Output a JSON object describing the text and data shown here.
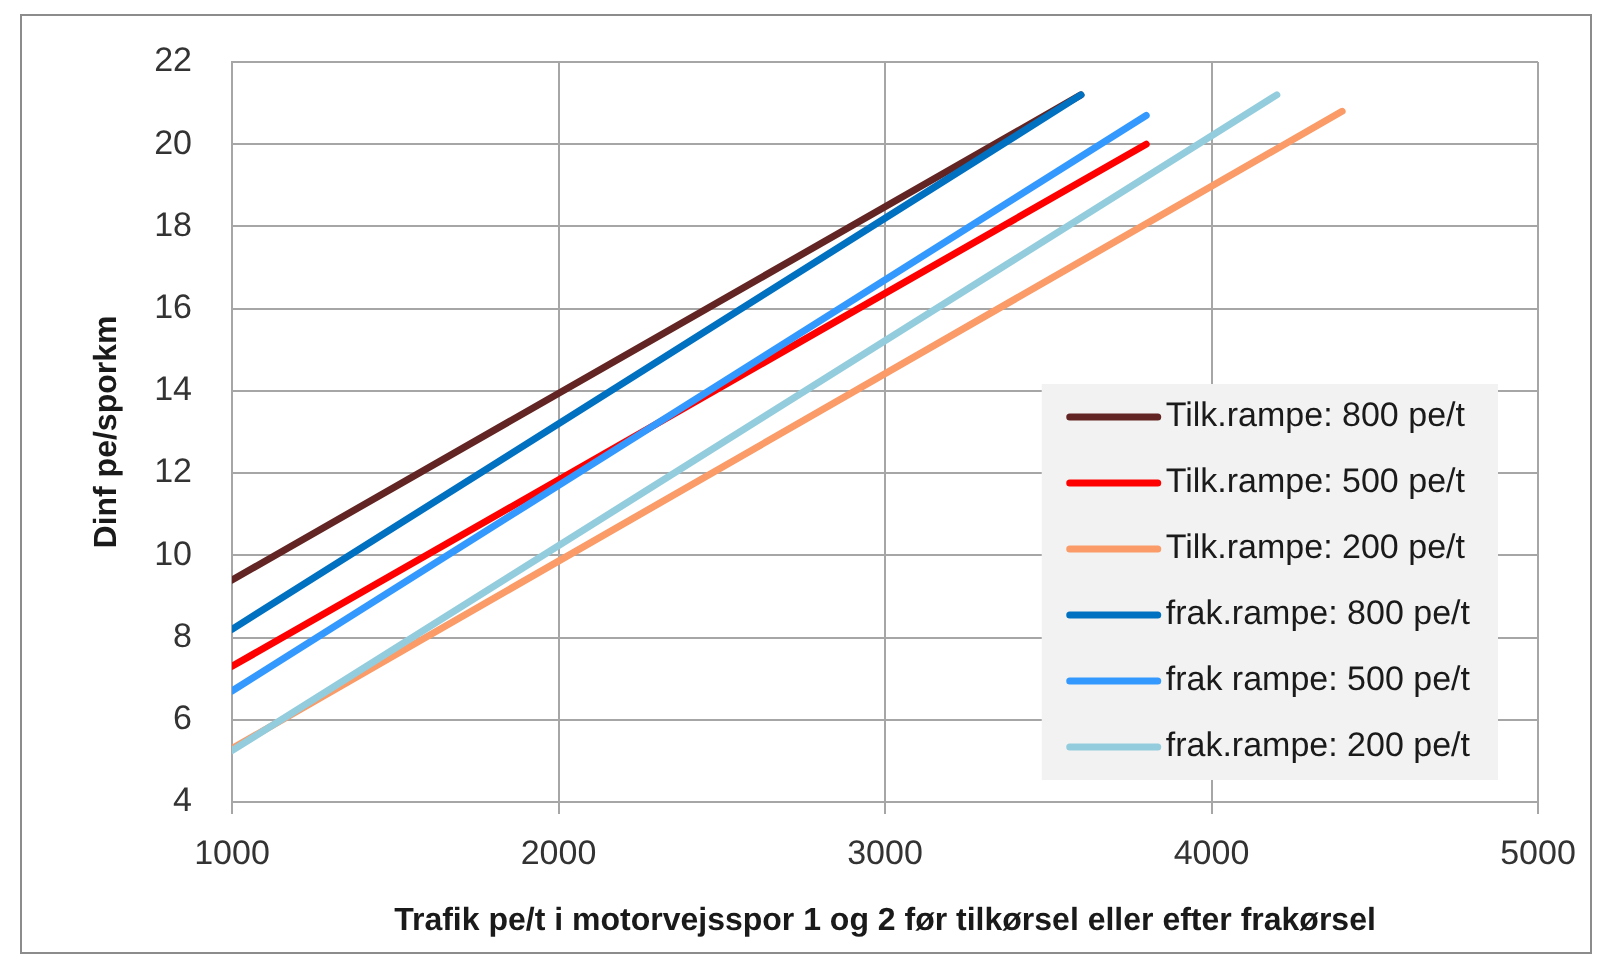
{
  "chart_data": {
    "type": "line",
    "xlabel": "Trafik pe/t i motorvejsspor 1 og 2 før tilkørsel eller efter frakørsel",
    "ylabel": "Dinf pe/sporkm",
    "xlim": [
      1000,
      5000
    ],
    "xticks": [
      1000,
      2000,
      3000,
      4000,
      5000
    ],
    "ylim": [
      4,
      22
    ],
    "yticks": [
      4,
      6,
      8,
      10,
      12,
      14,
      16,
      18,
      20,
      22
    ],
    "grid": true,
    "legend": "bottom right",
    "marker": "none",
    "line_style": "solid",
    "series": [
      {
        "name": "Tilk.rampe: 800 pe/t",
        "color": "#632523",
        "x": [
          1000,
          3600
        ],
        "values": [
          9.4,
          21.2
        ]
      },
      {
        "name": "Tilk.rampe: 500 pe/t",
        "color": "#ff0000",
        "x": [
          1000,
          3800
        ],
        "values": [
          7.3,
          20.0
        ]
      },
      {
        "name": "Tilk.rampe: 200 pe/t",
        "color": "#fa9b68",
        "x": [
          1000,
          4400
        ],
        "values": [
          5.3,
          20.8
        ]
      },
      {
        "name": "frak.rampe: 800 pe/t",
        "color": "#0070c0",
        "x": [
          1000,
          3600
        ],
        "values": [
          8.2,
          21.2
        ]
      },
      {
        "name": "frak rampe: 500 pe/t",
        "color": "#3399ff",
        "x": [
          1000,
          3800
        ],
        "values": [
          6.7,
          20.7
        ]
      },
      {
        "name": "frak.rampe: 200 pe/t",
        "color": "#93cddd",
        "x": [
          1000,
          4200
        ],
        "values": [
          5.25,
          21.2
        ]
      }
    ]
  }
}
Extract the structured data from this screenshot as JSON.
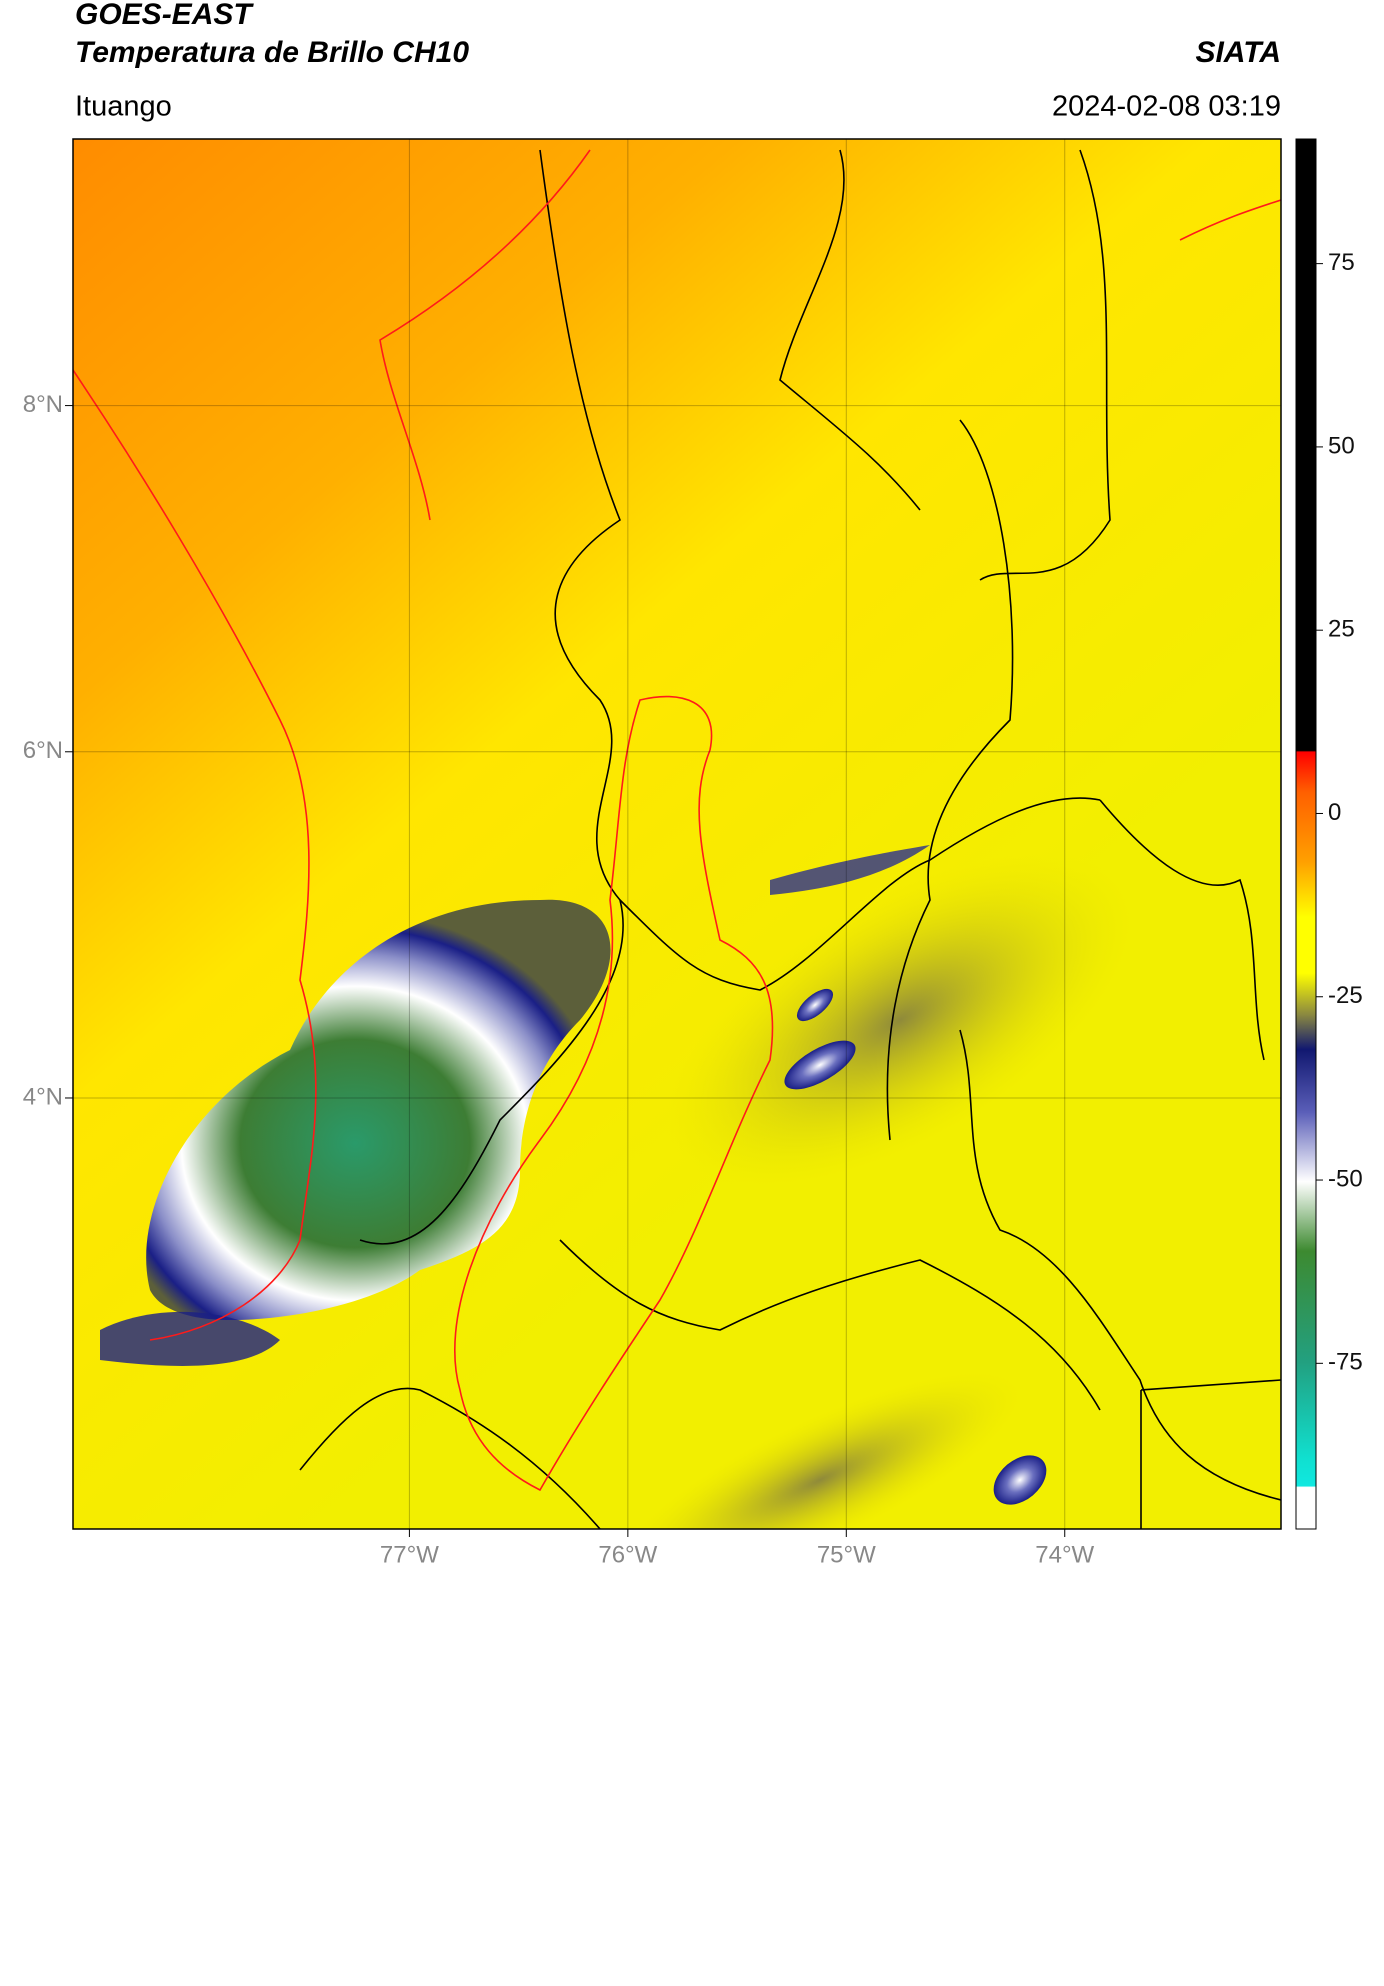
{
  "chart_data": {
    "type": "map",
    "title": "GOES-EAST",
    "subtitle": "Temperatura de Brillo CH10",
    "source": "SIATA",
    "region": "Ituango",
    "datetime": "2024-02-08 03:19",
    "xlim": [
      -78.54,
      -73.01
    ],
    "ylim": [
      1.51,
      9.54
    ],
    "xticks": [
      {
        "value": -77,
        "label": "77°W"
      },
      {
        "value": -76,
        "label": "76°W"
      },
      {
        "value": -75,
        "label": "75°W"
      },
      {
        "value": -74,
        "label": "74°W"
      }
    ],
    "yticks": [
      {
        "value": 8,
        "label": "8°N"
      },
      {
        "value": 6,
        "label": "6°N"
      },
      {
        "value": 4,
        "label": "4°N"
      }
    ],
    "grid": true,
    "colorbar": {
      "lim": [
        -97.6,
        92
      ],
      "ticks": [
        75,
        50,
        25,
        0,
        -25,
        -50,
        -75
      ]
    }
  }
}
-=-=-
## Requirement
All lines from the one containing "Extract the structured" through the end of the data are to be written out exactly, with nothing added; skip the pictures.

## In response
Extract the structured data from this screenshot as JSON.
{
  "chart_data": {
    "type": "map",
    "title": "GOES-EAST",
    "subtitle": "Temperatura de Brillo CH10",
    "source": "SIATA",
    "region": "Ituango",
    "datetime": "2024-02-08 03:19",
    "xlim": [
      -78.54,
      -73.01
    ],
    "ylim": [
      1.51,
      9.54
    ],
    "xticks": [
      {
        "value": -77,
        "label": "77°W"
      },
      {
        "value": -76,
        "label": "76°W"
      },
      {
        "value": -75,
        "label": "75°W"
      },
      {
        "value": -74,
        "label": "74°W"
      }
    ],
    "yticks": [
      {
        "value": 8,
        "label": "8°N"
      },
      {
        "value": 6,
        "label": "6°N"
      },
      {
        "value": 4,
        "label": "4°N"
      }
    ],
    "grid": true,
    "colorbar": {
      "lim": [
        -97.6,
        92
      ],
      "ticks": [
        75,
        50,
        25,
        0,
        -25,
        -50,
        -75
      ]
    }
  }
}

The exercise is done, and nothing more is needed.